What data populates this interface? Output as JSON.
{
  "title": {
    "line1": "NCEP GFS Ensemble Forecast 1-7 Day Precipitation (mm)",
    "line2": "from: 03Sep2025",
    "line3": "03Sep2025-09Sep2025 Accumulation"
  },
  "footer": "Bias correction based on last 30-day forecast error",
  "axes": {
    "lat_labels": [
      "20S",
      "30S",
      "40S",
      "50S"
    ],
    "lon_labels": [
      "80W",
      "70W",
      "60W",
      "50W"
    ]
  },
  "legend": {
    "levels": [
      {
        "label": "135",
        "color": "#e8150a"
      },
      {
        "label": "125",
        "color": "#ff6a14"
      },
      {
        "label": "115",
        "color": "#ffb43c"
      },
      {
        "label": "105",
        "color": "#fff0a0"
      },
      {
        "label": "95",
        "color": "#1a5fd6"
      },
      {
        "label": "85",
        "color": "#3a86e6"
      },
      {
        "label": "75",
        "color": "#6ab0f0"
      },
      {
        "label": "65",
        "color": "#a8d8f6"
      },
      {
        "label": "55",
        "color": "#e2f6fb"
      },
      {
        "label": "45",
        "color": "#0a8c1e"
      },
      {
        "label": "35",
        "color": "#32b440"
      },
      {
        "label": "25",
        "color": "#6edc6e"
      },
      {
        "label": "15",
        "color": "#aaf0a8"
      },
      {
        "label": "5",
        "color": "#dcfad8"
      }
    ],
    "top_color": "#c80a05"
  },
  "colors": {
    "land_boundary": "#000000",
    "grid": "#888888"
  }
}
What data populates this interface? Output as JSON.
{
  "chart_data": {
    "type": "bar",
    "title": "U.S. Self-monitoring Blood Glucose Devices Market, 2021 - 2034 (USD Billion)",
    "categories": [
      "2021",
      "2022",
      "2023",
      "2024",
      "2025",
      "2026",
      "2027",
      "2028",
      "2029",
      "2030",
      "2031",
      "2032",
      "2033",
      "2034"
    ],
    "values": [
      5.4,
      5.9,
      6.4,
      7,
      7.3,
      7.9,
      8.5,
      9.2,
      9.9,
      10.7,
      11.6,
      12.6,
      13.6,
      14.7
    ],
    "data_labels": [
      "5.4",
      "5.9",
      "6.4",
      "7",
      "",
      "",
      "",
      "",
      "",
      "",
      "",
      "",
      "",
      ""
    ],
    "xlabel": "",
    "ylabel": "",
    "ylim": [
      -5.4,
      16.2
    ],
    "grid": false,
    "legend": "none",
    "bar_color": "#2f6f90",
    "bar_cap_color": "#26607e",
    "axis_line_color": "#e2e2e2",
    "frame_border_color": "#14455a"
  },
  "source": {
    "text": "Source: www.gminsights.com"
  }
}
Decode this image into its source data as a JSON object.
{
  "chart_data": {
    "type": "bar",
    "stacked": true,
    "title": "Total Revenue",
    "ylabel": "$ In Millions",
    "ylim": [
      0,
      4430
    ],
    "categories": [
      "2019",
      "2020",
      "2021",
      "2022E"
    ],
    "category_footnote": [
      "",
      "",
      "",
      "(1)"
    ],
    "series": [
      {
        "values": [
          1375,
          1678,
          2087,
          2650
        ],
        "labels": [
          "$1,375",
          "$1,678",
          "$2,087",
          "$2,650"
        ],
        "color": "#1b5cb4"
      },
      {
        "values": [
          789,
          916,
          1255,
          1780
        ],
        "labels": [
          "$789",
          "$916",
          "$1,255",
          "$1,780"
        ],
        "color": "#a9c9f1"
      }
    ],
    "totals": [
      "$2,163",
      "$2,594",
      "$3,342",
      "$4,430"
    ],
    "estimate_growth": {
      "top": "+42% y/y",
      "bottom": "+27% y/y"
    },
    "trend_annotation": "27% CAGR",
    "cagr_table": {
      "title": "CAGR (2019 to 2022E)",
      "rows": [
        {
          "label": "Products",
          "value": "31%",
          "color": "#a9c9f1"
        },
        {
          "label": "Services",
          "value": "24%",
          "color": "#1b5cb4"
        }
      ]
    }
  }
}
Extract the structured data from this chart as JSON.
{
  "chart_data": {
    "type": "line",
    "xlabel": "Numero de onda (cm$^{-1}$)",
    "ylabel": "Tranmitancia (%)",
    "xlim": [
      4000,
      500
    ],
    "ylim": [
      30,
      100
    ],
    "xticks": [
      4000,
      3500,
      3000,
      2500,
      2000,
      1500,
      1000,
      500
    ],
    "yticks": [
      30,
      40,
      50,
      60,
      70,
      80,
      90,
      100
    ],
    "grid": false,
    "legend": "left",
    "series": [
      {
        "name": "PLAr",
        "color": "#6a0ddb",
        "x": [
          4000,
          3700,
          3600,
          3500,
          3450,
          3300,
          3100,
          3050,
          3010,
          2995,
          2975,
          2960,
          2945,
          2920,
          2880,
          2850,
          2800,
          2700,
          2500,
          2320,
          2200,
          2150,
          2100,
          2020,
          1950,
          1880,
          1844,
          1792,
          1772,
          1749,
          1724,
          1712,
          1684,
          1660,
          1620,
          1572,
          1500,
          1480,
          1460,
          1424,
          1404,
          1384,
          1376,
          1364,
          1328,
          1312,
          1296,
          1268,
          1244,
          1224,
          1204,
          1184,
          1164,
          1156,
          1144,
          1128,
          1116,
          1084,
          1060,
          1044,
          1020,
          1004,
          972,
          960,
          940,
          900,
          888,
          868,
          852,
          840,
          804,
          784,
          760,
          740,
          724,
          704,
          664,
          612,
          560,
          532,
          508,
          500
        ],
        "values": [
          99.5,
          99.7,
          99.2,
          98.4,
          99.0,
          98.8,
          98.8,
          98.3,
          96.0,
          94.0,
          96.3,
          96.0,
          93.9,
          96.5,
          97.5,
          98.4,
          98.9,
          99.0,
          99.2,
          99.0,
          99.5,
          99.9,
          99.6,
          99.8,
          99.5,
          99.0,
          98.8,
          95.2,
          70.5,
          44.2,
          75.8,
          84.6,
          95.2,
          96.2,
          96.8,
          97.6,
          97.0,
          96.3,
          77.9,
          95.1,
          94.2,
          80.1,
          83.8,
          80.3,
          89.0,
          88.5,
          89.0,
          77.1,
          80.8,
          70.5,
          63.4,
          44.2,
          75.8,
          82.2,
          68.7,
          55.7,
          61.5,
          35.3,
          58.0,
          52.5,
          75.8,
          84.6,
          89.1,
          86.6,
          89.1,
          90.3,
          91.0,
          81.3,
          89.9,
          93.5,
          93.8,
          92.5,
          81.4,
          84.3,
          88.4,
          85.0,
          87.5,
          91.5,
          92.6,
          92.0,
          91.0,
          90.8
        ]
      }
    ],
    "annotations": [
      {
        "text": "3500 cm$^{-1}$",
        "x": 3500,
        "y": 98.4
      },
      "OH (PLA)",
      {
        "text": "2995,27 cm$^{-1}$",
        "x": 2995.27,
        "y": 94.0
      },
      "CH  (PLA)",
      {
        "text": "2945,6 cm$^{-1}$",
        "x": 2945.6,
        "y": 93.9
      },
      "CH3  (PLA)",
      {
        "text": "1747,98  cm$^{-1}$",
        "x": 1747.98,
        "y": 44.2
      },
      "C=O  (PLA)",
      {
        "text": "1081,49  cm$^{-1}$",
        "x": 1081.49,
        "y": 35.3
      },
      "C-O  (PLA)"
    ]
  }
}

**PROBLEM STATEMENT**
All of the entries above must be quoted exactly.

**OUTPUT OF THE TASK**
What data populates this interface? Output as JSON.
{
  "title": {
    "line1": "NCEP GFS Ensemble Forecast 1-7 Day Precipitation (mm)",
    "line2": "from: 03Sep2025",
    "line3": "03Sep2025-09Sep2025 Accumulation"
  },
  "footer": "Bias correction based on last 30-day forecast error",
  "axes": {
    "lat_labels": [
      "20S",
      "30S",
      "40S",
      "50S"
    ],
    "lon_labels": [
      "80W",
      "70W",
      "60W",
      "50W"
    ]
  },
  "legend": {
    "levels": [
      {
        "label": "135",
        "color": "#e8150a"
      },
      {
        "label": "125",
        "color": "#ff6a14"
      },
      {
        "label": "115",
        "color": "#ffb43c"
      },
      {
        "label": "105",
        "color": "#fff0a0"
      },
      {
        "label": "95",
        "color": "#1a5fd6"
      },
      {
        "label": "85",
        "color": "#3a86e6"
      },
      {
        "label": "75",
        "color": "#6ab0f0"
      },
      {
        "label": "65",
        "color": "#a8d8f6"
      },
      {
        "label": "55",
        "color": "#e2f6fb"
      },
      {
        "label": "45",
        "color": "#0a8c1e"
      },
      {
        "label": "35",
        "color": "#32b440"
      },
      {
        "label": "25",
        "color": "#6edc6e"
      },
      {
        "label": "15",
        "color": "#aaf0a8"
      },
      {
        "label": "5",
        "color": "#dcfad8"
      }
    ],
    "top_color": "#c80a05"
  },
  "colors": {
    "land_boundary": "#000000",
    "grid": "#888888"
  }
}
What data populates this interface? Output as JSON.
{
  "chart_data": {
    "type": "bar",
    "title": "U.S. Self-monitoring Blood Glucose Devices Market, 2021 - 2034 (USD Billion)",
    "categories": [
      "2021",
      "2022",
      "2023",
      "2024",
      "2025",
      "2026",
      "2027",
      "2028",
      "2029",
      "2030",
      "2031",
      "2032",
      "2033",
      "2034"
    ],
    "values": [
      5.4,
      5.9,
      6.4,
      7,
      7.3,
      7.9,
      8.5,
      9.2,
      9.9,
      10.7,
      11.6,
      12.6,
      13.6,
      14.7
    ],
    "data_labels": [
      "5.4",
      "5.9",
      "6.4",
      "7",
      "",
      "",
      "",
      "",
      "",
      "",
      "",
      "",
      "",
      ""
    ],
    "xlabel": "",
    "ylabel": "",
    "ylim": [
      -5.4,
      16.2
    ],
    "grid": false,
    "legend": "none",
    "bar_color": "#2f6f90",
    "bar_cap_color": "#26607e",
    "axis_line_color": "#e2e2e2",
    "frame_border_color": "#14455a"
  },
  "source": {
    "text": "Source: www.gminsights.com"
  }
}
Decode this image into its source data as a JSON object.
{
  "chart_data": {
    "type": "bar",
    "stacked": true,
    "title": "Total Revenue",
    "ylabel": "$ In Millions",
    "ylim": [
      0,
      4430
    ],
    "categories": [
      "2019",
      "2020",
      "2021",
      "2022E"
    ],
    "category_footnote": [
      "",
      "",
      "",
      "(1)"
    ],
    "series": [
      {
        "values": [
          1375,
          1678,
          2087,
          2650
        ],
        "labels": [
          "$1,375",
          "$1,678",
          "$2,087",
          "$2,650"
        ],
        "color": "#1b5cb4"
      },
      {
        "values": [
          789,
          916,
          1255,
          1780
        ],
        "labels": [
          "$789",
          "$916",
          "$1,255",
          "$1,780"
        ],
        "color": "#a9c9f1"
      }
    ],
    "totals": [
      "$2,163",
      "$2,594",
      "$3,342",
      "$4,430"
    ],
    "estimate_growth": {
      "top": "+42% y/y",
      "bottom": "+27% y/y"
    },
    "trend_annotation": "27% CAGR",
    "cagr_table": {
      "title": "CAGR (2019 to 2022E)",
      "rows": [
        {
          "label": "Products",
          "value": "31%",
          "color": "#a9c9f1"
        },
        {
          "label": "Services",
          "value": "24%",
          "color": "#1b5cb4"
        }
      ]
    }
  }
}
Extract the structured data from this chart as JSON.
{
  "chart_data": {
    "type": "line",
    "xlabel": "Numero de onda (cm$^{-1}$)",
    "ylabel": "Tranmitancia (%)",
    "xlim": [
      4000,
      500
    ],
    "ylim": [
      30,
      100
    ],
    "xticks": [
      4000,
      3500,
      3000,
      2500,
      2000,
      1500,
      1000,
      500
    ],
    "yticks": [
      30,
      40,
      50,
      60,
      70,
      80,
      90,
      100
    ],
    "grid": false,
    "legend": "left",
    "series": [
      {
        "name": "PLAr",
        "color": "#6a0ddb",
        "x": [
          4000,
          3700,
          3600,
          3500,
          3450,
          3300,
          3100,
          3050,
          3010,
          2995,
          2975,
          2960,
          2945,
          2920,
          2880,
          2850,
          2800,
          2700,
          2500,
          2320,
          2200,
          2150,
          2100,
          2020,
          1950,
          1880,
          1844,
          1792,
          1772,
          1749,
          1724,
          1712,
          1684,
          1660,
          1620,
          1572,
          1500,
          1480,
          1460,
          1424,
          1404,
          1384,
          1376,
          1364,
          1328,
          1312,
          1296,
          1268,
          1244,
          1224,
          1204,
          1184,
          1164,
          1156,
          1144,
          1128,
          1116,
          1084,
          1060,
          1044,
          1020,
          1004,
          972,
          960,
          940,
          900,
          888,
          868,
          852,
          840,
          804,
          784,
          760,
          740,
          724,
          704,
          664,
          612,
          560,
          532,
          508,
          500
        ],
        "values": [
          99.5,
          99.7,
          99.2,
          98.4,
          99.0,
          98.8,
          98.8,
          98.3,
          96.0,
          94.0,
          96.3,
          96.0,
          93.9,
          96.5,
          97.5,
          98.4,
          98.9,
          99.0,
          99.2,
          99.0,
          99.5,
          99.9,
          99.6,
          99.8,
          99.5,
          99.0,
          98.8,
          95.2,
          70.5,
          44.2,
          75.8,
          84.6,
          95.2,
          96.2,
          96.8,
          97.6,
          97.0,
          96.3,
          77.9,
          95.1,
          94.2,
          80.1,
          83.8,
          80.3,
          89.0,
          88.5,
          89.0,
          77.1,
          80.8,
          70.5,
          63.4,
          44.2,
          75.8,
          82.2,
          68.7,
          55.7,
          61.5,
          35.3,
          58.0,
          52.5,
          75.8,
          84.6,
          89.1,
          86.6,
          89.1,
          90.3,
          91.0,
          81.3,
          89.9,
          93.5,
          93.8,
          92.5,
          81.4,
          84.3,
          88.4,
          85.0,
          87.5,
          91.5,
          92.6,
          92.0,
          91.0,
          90.8
        ]
      }
    ],
    "annotations": [
      {
        "text": "3500 cm$^{-1}$",
        "x": 3500,
        "y": 98.4
      },
      "OH (PLA)",
      {
        "text": "2995,27 cm$^{-1}$",
        "x": 2995.27,
        "y": 94.0
      },
      "CH  (PLA)",
      {
        "text": "2945,6 cm$^{-1}$",
        "x": 2945.6,
        "y": 93.9
      },
      "CH3  (PLA)",
      {
        "text": "1747,98  cm$^{-1}$",
        "x": 1747.98,
        "y": 44.2
      },
      "C=O  (PLA)",
      {
        "text": "1081,49  cm$^{-1}$",
        "x": 1081.49,
        "y": 35.3
      },
      "C-O  (PLA)"
    ]
  }
}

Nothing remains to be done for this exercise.